◆ Stated problem
Check every line of the data below for the string "Adaptive", and copy the ones that hold it.
== The records ==
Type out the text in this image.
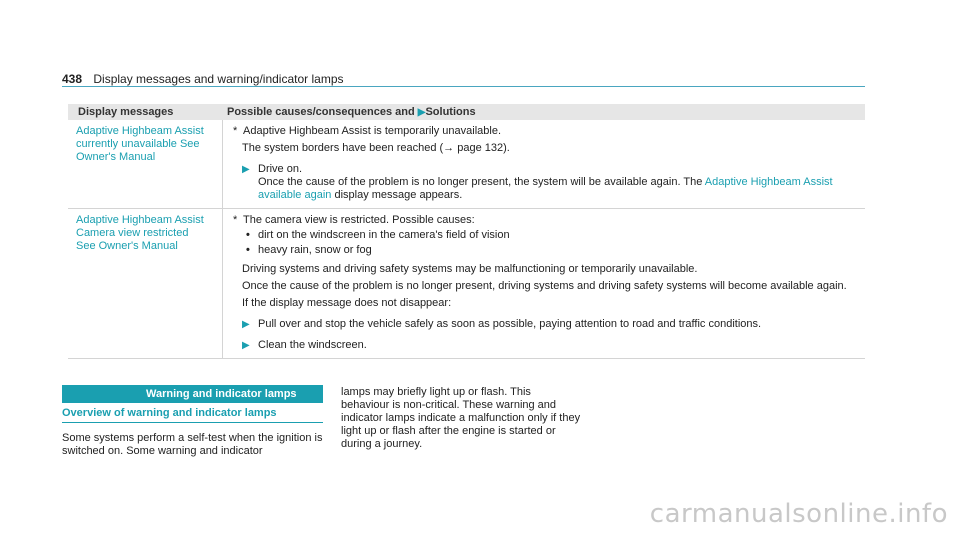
438 Display messages and warning/indicator lamps
Display messages	Possible causes/consequences and ▶Solutions
Adaptive Highbeam Assist
currently unavailable See
Owner's Manual
* Adaptive Highbeam Assist is temporarily unavailable.
The system borders have been reached (→ page 132).
▶ Drive on.
Once the cause of the problem is no longer present, the system will be available again. The Adaptive Highbeam Assist available again display message appears.
Adaptive Highbeam Assist
Camera view restricted
See Owner's Manual
* The camera view is restricted. Possible causes:
• dirt on the windscreen in the camera's field of vision
• heavy rain, snow or fog
Driving systems and driving safety systems may be malfunctioning or temporarily unavailable.
Once the cause of the problem is no longer present, driving systems and driving safety systems will become available again.
If the display message does not disappear:
▶ Pull over and stop the vehicle safely as soon as possible, paying attention to road and traffic conditions.
▶ Clean the windscreen.
Warning and indicator lamps
Overview of warning and indicator lamps
Some systems perform a self-test when the ignition is switched on. Some warning and indicator
lamps may briefly light up or flash. This behaviour is non-critical. These warning and indicator lamps indicate a malfunction only if they light up or flash after the engine is started or during a journey.
carmanualsonline.info
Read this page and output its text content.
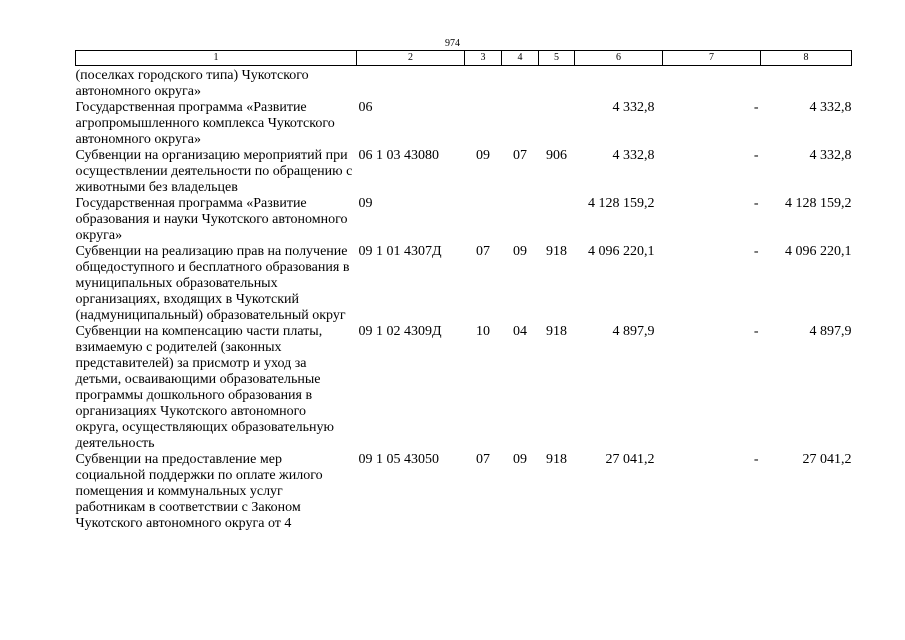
974
1	2	3	4	5	6	7	8
(поселках городского типа) Чукотского автономного округа»							
Государственная программа «Развитие агропромышленного комплекса Чукотского автономного округа»	06				4 332,8	-	4 332,8
Субвенции на организацию мероприятий при осуществлении деятельности по обращению с животными без владельцев	06 1 03 43080	09	07	906	4 332,8	-	4 332,8
Государственная программа «Развитие образования и науки Чукотского автономного округа»	09				4 128 159,2	-	4 128 159,2
Субвенции на реализацию прав на получение общедоступного и бесплатного образования в муниципальных образовательных организациях, входящих в Чукотский (надмуниципальный) образовательный округ	09 1 01 4307Д	07	09	918	4 096 220,1	-	4 096 220,1
Субвенции на компенсацию части платы, взимаемую с родителей (законных представителей) за присмотр и уход за детьми, осваивающими образовательные программы дошкольного образования в организациях Чукотского автономного округа, осуществляющих образовательную деятельность	09 1 02 4309Д	10	04	918	4 897,9	-	4 897,9
Субвенции на предоставление мер социальной поддержки по оплате жилого помещения и коммунальных услуг работникам в соответствии с Законом Чукотского автономного округа от 4	09 1 05 43050	07	09	918	27 041,2	-	27 041,2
===
◆ Answer to the task
Adaptive Highbeam Assist
* Adaptive Highbeam Assist is temporarily unavailable.
Once the cause of the problem is no longer present, the system will be available again. The Adaptive Highbeam Assist available again display message appears.
Adaptive Highbeam Assist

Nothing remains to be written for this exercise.